» Description of the task: Show each line in the rows below that contains the string "立即尝试", copied in full. Matching is case-sensitive.

------ Data section

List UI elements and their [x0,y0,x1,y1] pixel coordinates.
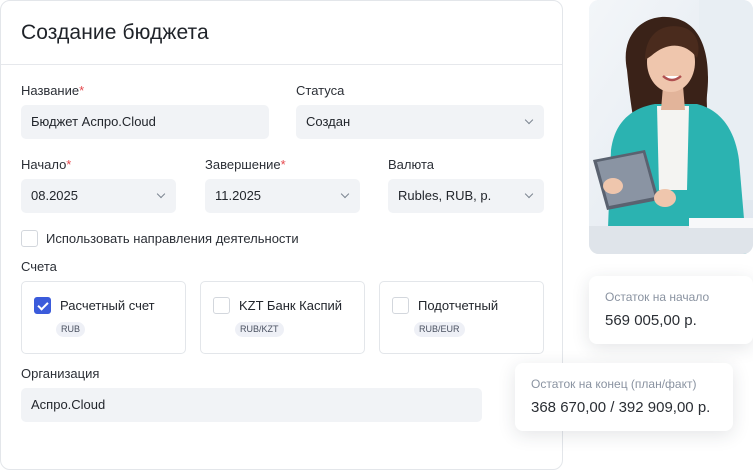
panel-header: Создание бюджета [1,1,562,65]
account-card-kzt-kaspi[interactable]: KZT Банк Каспий RUB/KZT [200,281,365,354]
start-balance-card: Остаток на начало 569 005,00 р. [589,276,753,344]
name-label-text: Название [21,83,80,98]
end-label: Завершение* [205,157,286,172]
organization-label: Организация [21,366,100,381]
currency-badge: RUB/KZT [235,322,284,337]
account-name: Подотчетный [418,298,499,313]
account-card-accountable[interactable]: Подотчетный RUB/EUR [379,281,544,354]
start-balance-label: Остаток на начало [605,290,710,304]
start-balance-value: 569 005,00 р. [605,312,697,329]
end-date-select[interactable]: 11.2025 [205,179,360,213]
use-directions-checkbox[interactable] [21,230,38,247]
account-name: Расчетный счет [60,298,155,313]
end-label-text: Завершение [205,157,281,172]
accounts-label: Счета [21,259,57,274]
currency-badge: RUB/EUR [414,322,465,337]
end-balance-label: Остаток на конец (план/факт) [531,377,697,391]
end-balance-value: 368 670,00 / 392 909,00 р. [531,399,711,416]
currency-select[interactable]: Rubles, RUB, р. [388,179,544,213]
currency-label: Валюта [388,157,434,172]
name-input[interactable]: Бюджет Аспро.Cloud [21,105,269,139]
account-card-settlement[interactable]: Расчетный счет RUB [21,281,186,354]
start-label-text: Начало [21,157,67,172]
start-label: Начало* [21,157,71,172]
currency-value: Rubles, RUB, р. [398,188,492,203]
account-checkbox-checked[interactable] [34,297,51,314]
photo-illustration [589,0,753,254]
required-mark: * [66,157,72,172]
account-checkbox[interactable] [392,297,409,314]
account-name: KZT Банк Каспий [239,298,343,313]
use-directions-label: Использовать направления деятельности [46,231,299,246]
required-mark: * [280,157,286,172]
woman-with-tablet-photo [589,0,753,254]
start-date-select[interactable]: 08.2025 [21,179,176,213]
end-date-value: 11.2025 [215,188,262,203]
currency-badge: RUB [56,322,86,337]
organization-input[interactable]: Аспро.Cloud [21,388,482,422]
account-checkbox[interactable] [213,297,230,314]
end-balance-card: Остаток на конец (план/факт) 368 670,00 … [515,363,733,431]
budget-form-panel: Создание бюджета Название* Бюджет Аспро.… [0,0,563,470]
name-label: Название* [21,83,84,98]
required-mark: * [79,83,85,98]
status-value: Создан [306,114,351,129]
start-date-value: 08.2025 [31,188,78,203]
status-select[interactable]: Создан [296,105,544,139]
status-label: Статуса [296,83,345,98]
page-title: Создание бюджета [21,21,209,44]
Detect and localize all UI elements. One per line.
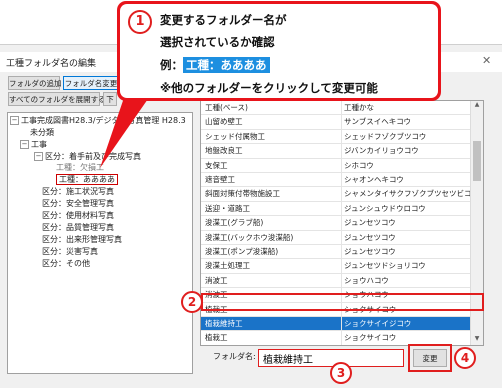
step-marker-2: 2 (181, 291, 203, 313)
callout-line-2: 選択されているか確認 (160, 34, 275, 50)
step-marker-3: 3 (330, 362, 352, 384)
step-marker-1: 1 (128, 10, 152, 34)
callout-example: 例：工種：ああああ (160, 57, 270, 73)
callout-line-1: 変更するフォルダー名が (160, 12, 287, 28)
callout-example-prefix: 例： (160, 58, 183, 72)
callout-line-4: ※他のフォルダーをクリックして変更可能 (160, 80, 378, 96)
callout-example-value: 工種：ああああ (183, 57, 270, 73)
step-marker-4: 4 (454, 347, 476, 369)
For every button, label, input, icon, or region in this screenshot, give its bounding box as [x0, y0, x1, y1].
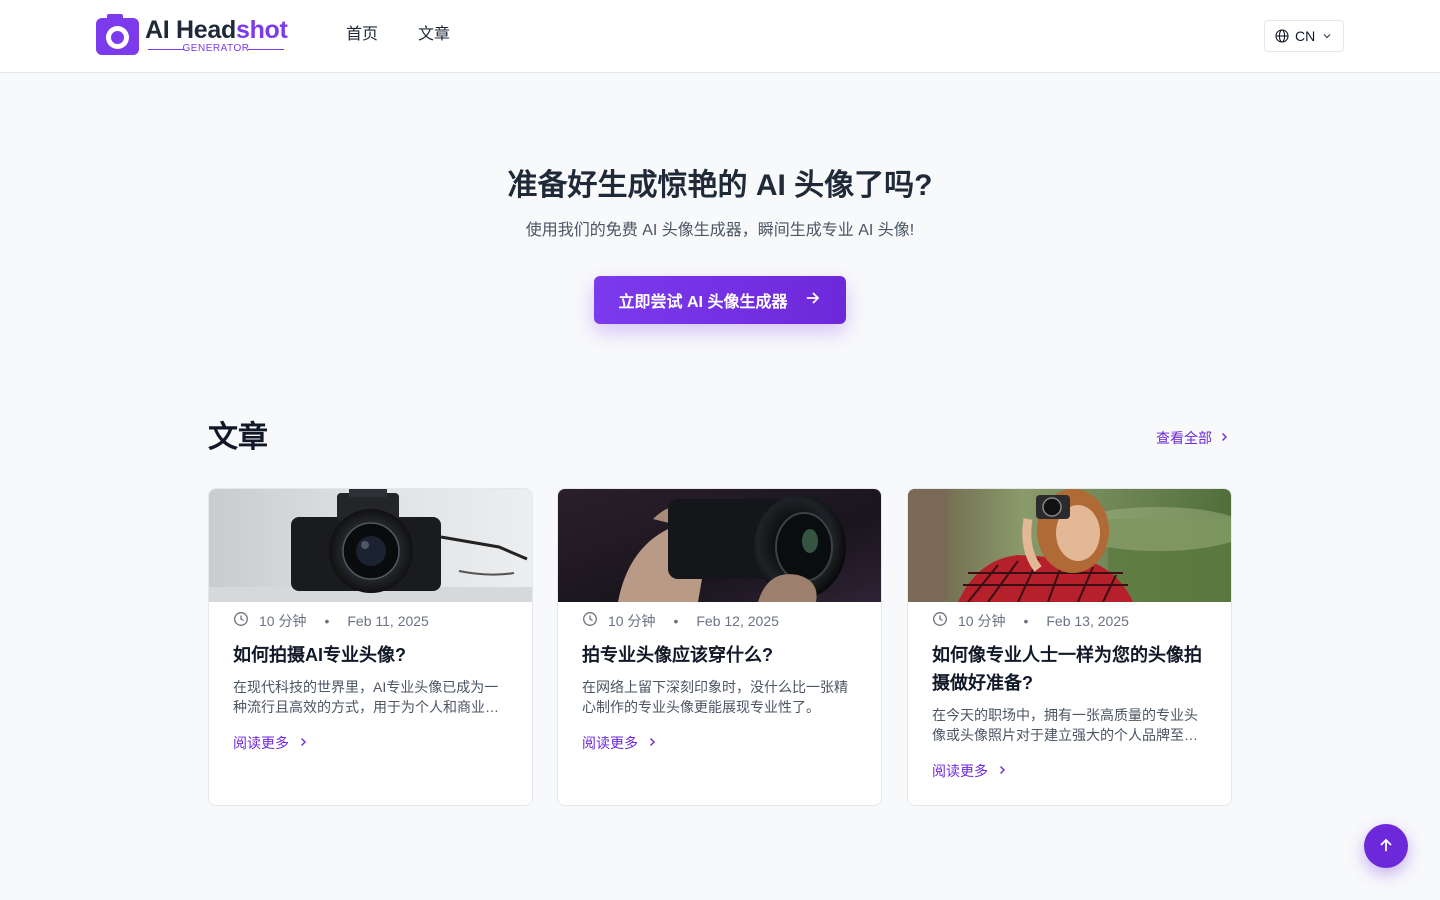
article-image-lens[interactable]	[558, 489, 881, 602]
article-image-camera[interactable]	[209, 489, 532, 602]
site-logo[interactable]: AI Headshot GENERATOR	[96, 14, 288, 56]
chevron-down-icon	[1321, 30, 1333, 42]
site-header: AI Headshot GENERATOR 首页 文章 CN	[0, 0, 1440, 73]
meta-separator: •	[673, 613, 679, 629]
clock-icon	[233, 611, 249, 631]
article-excerpt: 在网络上留下深刻印象时，没什么比一张精心制作的专业头像更能展现专业性了。	[582, 679, 848, 715]
hero-subtitle: 使用我们的免费 AI 头像生成器，瞬间生成专业 AI 头像!	[525, 222, 915, 239]
article-date: Feb 12, 2025	[696, 613, 779, 629]
view-all-link[interactable]: 查看全部	[1156, 428, 1230, 448]
article-card[interactable]: 10 分钟 • Feb 13, 2025 如何像专业人士一样为您的头像拍摄做好准…	[907, 488, 1232, 806]
back-to-top-button[interactable]	[1364, 824, 1408, 868]
clock-icon	[582, 611, 598, 631]
article-title[interactable]: 拍专业头像应该穿什么?	[582, 641, 860, 669]
language-value: CN	[1295, 28, 1316, 44]
article-meta: 10 分钟 • Feb 11, 2025	[233, 611, 429, 631]
article-meta: 10 分钟 • Feb 13, 2025	[932, 611, 1129, 631]
articles-heading: 文章	[208, 421, 268, 454]
language-selector[interactable]: CN	[1264, 20, 1344, 52]
article-image-photographer[interactable]	[908, 489, 1231, 602]
globe-icon	[1275, 29, 1289, 43]
article-date: Feb 13, 2025	[1046, 613, 1129, 629]
hero-title: 准备好生成惊艳的 AI 头像了吗?	[507, 169, 933, 202]
read-more-link[interactable]: 阅读更多	[233, 733, 309, 753]
article-card[interactable]: 10 分钟 • Feb 11, 2025 如何拍摄AI专业头像? 在现代科技的世…	[208, 488, 533, 806]
arrow-up-icon	[1378, 837, 1394, 856]
read-more-label: 阅读更多	[932, 763, 988, 779]
article-card[interactable]: 10 分钟 • Feb 12, 2025 拍专业头像应该穿什么? 在网络上留下深…	[557, 488, 882, 806]
cta-label: 立即尝试 AI 头像生成器	[618, 294, 788, 311]
read-time: 10 分钟	[608, 613, 656, 629]
read-more-link[interactable]: 阅读更多	[582, 733, 658, 753]
chevron-right-icon	[1218, 428, 1230, 448]
camera-icon	[96, 14, 139, 55]
read-time: 10 分钟	[259, 613, 307, 629]
read-more-label: 阅读更多	[233, 735, 289, 751]
chevron-right-icon	[996, 761, 1008, 781]
meta-separator: •	[1023, 613, 1029, 629]
nav-item-home[interactable]: 首页	[346, 24, 378, 46]
article-title[interactable]: 如何像专业人士一样为您的头像拍摄做好准备?	[932, 641, 1210, 697]
logo-title: AI Headshot	[145, 16, 288, 44]
article-excerpt: 在现代科技的世界里，AI专业头像已成为一种流行且高效的方式，用于为个人和商业用途…	[233, 679, 499, 715]
main-nav: 首页 文章	[346, 24, 450, 46]
logo-subtitle: GENERATOR	[148, 43, 284, 55]
read-more-label: 阅读更多	[582, 735, 638, 751]
nav-item-articles[interactable]: 文章	[418, 24, 450, 46]
article-title[interactable]: 如何拍摄AI专业头像?	[233, 641, 511, 669]
try-generator-button[interactable]: 立即尝试 AI 头像生成器	[594, 276, 846, 324]
clock-icon	[932, 611, 948, 631]
read-time: 10 分钟	[958, 613, 1006, 629]
meta-separator: •	[324, 613, 330, 629]
chevron-right-icon	[646, 733, 658, 753]
article-date: Feb 11, 2025	[347, 613, 429, 629]
article-meta: 10 分钟 • Feb 12, 2025	[582, 611, 779, 631]
read-more-link[interactable]: 阅读更多	[932, 761, 1008, 781]
arrow-right-icon	[805, 290, 821, 311]
article-excerpt: 在今天的职场中，拥有一张高质量的专业头像或头像照片对于建立强大的个人品牌至关重要…	[932, 707, 1198, 743]
chevron-right-icon	[297, 733, 309, 753]
view-all-label: 查看全部	[1156, 430, 1212, 446]
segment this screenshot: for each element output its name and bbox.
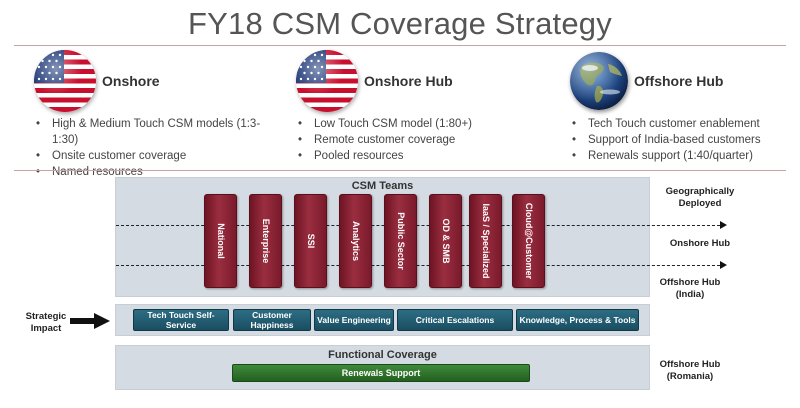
list-item: Renewals support (1:40/quarter) <box>570 148 790 164</box>
team-public-sector: Public Sector <box>384 194 417 288</box>
team-ssi: SSI <box>294 194 327 288</box>
list-item: Onsite customer coverage <box>34 148 284 164</box>
team-cloud-at-customer: Cloud@Customer <box>512 194 545 288</box>
right-arrow-icon <box>70 313 110 329</box>
column-title: Onshore Hub <box>364 73 453 89</box>
team-label: IaaS / Specialized <box>480 203 491 279</box>
team-label: SSI <box>305 233 316 249</box>
arrowhead-icon <box>720 221 727 229</box>
list-item: Support of India-based customers <box>570 132 790 148</box>
strategic-impact-label: Strategic Impact <box>25 311 67 334</box>
column-onshore-hub: Onshore Hub Low Touch CSM model (1:80+) … <box>296 50 526 164</box>
team-label: Public Sector <box>395 212 406 270</box>
side-label-geo: Geographically Deployed <box>665 186 735 209</box>
csm-teams-title: CSM Teams <box>351 180 414 192</box>
middle-divider <box>14 170 786 171</box>
team-label: OD & SMB <box>440 218 451 264</box>
list-item: Low Touch CSM model (1:80+) <box>296 116 526 132</box>
team-enterprise: Enterprise <box>249 194 282 288</box>
team-label: Cloud@Customer <box>523 202 534 280</box>
team-label: Enterprise <box>260 218 271 264</box>
impact-knowledge: Knowledge, Process & Tools <box>516 309 639 331</box>
page-title: FY18 CSM Coverage Strategy <box>188 6 612 41</box>
team-iaas-specialized: IaaS / Specialized <box>469 194 502 288</box>
column-onshore: Onshore High & Medium Touch CSM models (… <box>34 50 284 180</box>
column-title: Onshore <box>102 73 160 89</box>
impact-tech-touch: Tech Touch Self-Service <box>133 309 229 331</box>
list-item: Remote customer coverage <box>296 132 526 148</box>
list-item: Tech Touch customer enablement <box>570 116 790 132</box>
globe-icon <box>570 52 628 110</box>
team-national: National <box>204 194 237 288</box>
renewals-support-bar: Renewals Support <box>232 364 530 382</box>
column-title: Offshore Hub <box>634 73 724 89</box>
team-od-smb: OD & SMB <box>429 194 462 288</box>
arrowhead-icon <box>720 261 727 269</box>
list-item: Pooled resources <box>296 148 526 164</box>
bullet-list: Low Touch CSM model (1:80+) Remote custo… <box>296 116 526 164</box>
column-offshore-hub: Offshore Hub Tech Touch customer enablem… <box>570 50 790 164</box>
impact-critical-escalations: Critical Escalations <box>397 309 513 331</box>
csm-teams-panel: CSM Teams <box>115 177 650 297</box>
impact-customer-happiness: Customer Happiness <box>233 309 311 331</box>
side-label-offshore-romania: Offshore Hub (Romania) <box>659 359 721 382</box>
us-flag-icon <box>34 50 96 112</box>
list-item: High & Medium Touch CSM models (1:3-1:30… <box>34 116 284 148</box>
top-divider <box>14 45 786 46</box>
team-label: Analytics <box>350 220 361 262</box>
impact-value-engineering: Value Engineering <box>314 309 394 331</box>
us-flag-icon <box>296 50 358 112</box>
team-analytics: Analytics <box>339 194 372 288</box>
bullet-list: Tech Touch customer enablement Support o… <box>570 116 790 164</box>
side-label-onshore-hub: Onshore Hub <box>669 238 731 249</box>
team-label: National <box>215 223 226 259</box>
functional-coverage-title: Functional Coverage <box>328 349 437 361</box>
side-label-offshore-india: Offshore Hub (India) <box>659 277 721 300</box>
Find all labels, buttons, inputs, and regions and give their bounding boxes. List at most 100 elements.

------------

» Exercise result:
cta-label: 立即尝试 AI 头像生成器	[618, 294, 788, 311]
try-generator-button[interactable]: 立即尝试 AI 头像生成器	[594, 276, 846, 324]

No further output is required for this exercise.